WHAT TO DO:
Render the records below as a two-column CSV with the columns "record" and "answer", one row per record. Put the record's text in "record" and its answer in "answer", each as a single quoted field with line breaks replaced by spaces.

# EXTRACTED ENTRIES start

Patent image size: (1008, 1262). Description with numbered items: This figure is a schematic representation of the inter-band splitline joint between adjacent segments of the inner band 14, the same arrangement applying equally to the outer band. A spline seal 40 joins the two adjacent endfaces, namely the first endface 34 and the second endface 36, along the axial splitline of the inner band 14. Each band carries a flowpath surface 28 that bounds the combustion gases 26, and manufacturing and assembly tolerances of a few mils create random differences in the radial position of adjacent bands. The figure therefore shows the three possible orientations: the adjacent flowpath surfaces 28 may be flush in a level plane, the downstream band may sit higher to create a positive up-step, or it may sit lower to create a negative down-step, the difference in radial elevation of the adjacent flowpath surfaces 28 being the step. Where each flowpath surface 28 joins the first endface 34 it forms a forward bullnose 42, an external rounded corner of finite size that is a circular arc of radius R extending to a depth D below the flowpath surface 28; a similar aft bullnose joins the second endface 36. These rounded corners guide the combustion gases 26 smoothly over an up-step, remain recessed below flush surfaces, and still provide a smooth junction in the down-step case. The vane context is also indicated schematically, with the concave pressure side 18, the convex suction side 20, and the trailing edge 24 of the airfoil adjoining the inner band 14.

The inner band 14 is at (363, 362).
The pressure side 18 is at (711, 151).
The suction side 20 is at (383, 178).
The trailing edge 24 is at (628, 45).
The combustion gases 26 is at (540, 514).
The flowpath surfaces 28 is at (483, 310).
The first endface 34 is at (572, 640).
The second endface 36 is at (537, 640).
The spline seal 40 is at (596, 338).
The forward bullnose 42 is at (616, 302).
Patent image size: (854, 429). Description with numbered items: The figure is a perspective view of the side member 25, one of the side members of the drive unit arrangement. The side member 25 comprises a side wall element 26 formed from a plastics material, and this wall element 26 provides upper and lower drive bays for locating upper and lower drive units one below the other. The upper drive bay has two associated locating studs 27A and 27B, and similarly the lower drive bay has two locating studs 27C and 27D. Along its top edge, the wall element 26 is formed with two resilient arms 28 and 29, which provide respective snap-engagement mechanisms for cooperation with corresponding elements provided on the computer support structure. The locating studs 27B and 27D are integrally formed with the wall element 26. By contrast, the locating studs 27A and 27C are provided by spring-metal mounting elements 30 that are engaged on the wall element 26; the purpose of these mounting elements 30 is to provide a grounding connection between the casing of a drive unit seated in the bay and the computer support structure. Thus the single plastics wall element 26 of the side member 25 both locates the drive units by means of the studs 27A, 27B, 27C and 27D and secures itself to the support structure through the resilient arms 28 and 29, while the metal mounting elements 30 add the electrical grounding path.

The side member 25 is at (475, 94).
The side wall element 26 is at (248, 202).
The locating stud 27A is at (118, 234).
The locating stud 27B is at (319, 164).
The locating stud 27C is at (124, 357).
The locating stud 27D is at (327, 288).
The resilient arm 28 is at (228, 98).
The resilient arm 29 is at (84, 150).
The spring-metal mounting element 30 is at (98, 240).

# EXTRACTED ENTRIES end

EXERCISE OUTPUT:
record,answer
"Patent image size: (1008, 1262). Description with numbered items: This figure is a schematic representation of the inter-band splitline joint between adjacent segments of the inner band 14, the same arrangement applying equally to the outer band. A spline seal 40 joins the two adjacent endfaces, namely the first endface 34 and the second endface 36, along the axial splitline of the inner band 14. Each band carries a flowpath surface 28 that bounds the combustion gases 26, and manufacturing and assembly tolerances of a few mils create random differences in the radial position of adjacent bands. The figure therefore shows the three possible orientations: the adjacent flowpath surfaces 28 may be flush in a level plane, the downstream band may sit higher to create a positive up-step, or it may sit lower to create a negative down-step, the difference in radial elevation of the adjacent flowpath surfaces 28 being the step. Where each flowpath surface 28 joins the first endface 34 it forms a forward bullnose 42, an external rounded corner of finite size that is a circular arc of radius R extending to a depth D below the flowpath surface 28; a similar aft bullnose joins the second endface 36. These rounded corners guide the combustion gases 26 smoothly over an up-step, remain recessed below flush surfaces, and still provide a smooth junction in the down-step case. The vane context is also indicated schematically, with the concave pressure side 18, the convex suction side 20, and the trailing edge 24 of the airfoil adjoining the inner band 14.","The inner band 14 is at (363, 362). The pressure side 18 is at (711, 151). The suction side 20 is at (383, 178). The trailing edge 24 is at (628, 45). The combustion gases 26 is at (540, 514). The flowpath surfaces 28 is at (483, 310). The first endface 34 is at (572, 640). The second endface 36 is at (537, 640). The spline seal 40 is at (596, 338). The forward bullnose 42 is at (616, 302)."
"Patent image size: (854, 429). Description with numbered items: The figure is a perspective view of the side member 25, one of the side members of the drive unit arrangement. The side member 25 comprises a side wall element 26 formed from a plastics material, and this wall element 26 provides upper and lower drive bays for locating upper and lower drive units one below the other. The upper drive bay has two associated locating studs 27A and 27B, and similarly the lower drive bay has two locating studs 27C and 27D. Along its top edge, the wall element 26 is formed with two resilient arms 28 and 29, which provide respective snap-engagement mechanisms for cooperation with corresponding elements provided on the computer support structure. The locating studs 27B and 27D are integrally formed with the wall element 26. By contrast, the locating studs 27A and 27C are provided by spring-metal mounting elements 30 that are engaged on the wall element 26; the purpose of these mounting elements 30 is to provide a grounding connection between the casing of a drive unit seated in the bay and the computer support structure. Thus the single plastics wall element 26 of the side member 25 both locates the drive units by means of the studs 27A, 27B, 27C and 27D and secures itself to the support structure through the resilient arms 28 and 29, while the metal mounting elements 30 add the electrical grounding path.","The side member 25 is at (475, 94). The side wall element 26 is at (248, 202). The locating stud 27A is at (118, 234). The locating stud 27B is at (319, 164). The locating stud 27C is at (124, 357). The locating stud 27D is at (327, 288). The resilient arm 28 is at (228, 98). The resilient arm 29 is at (84, 150). The spring-metal mounting element 30 is at (98, 240)."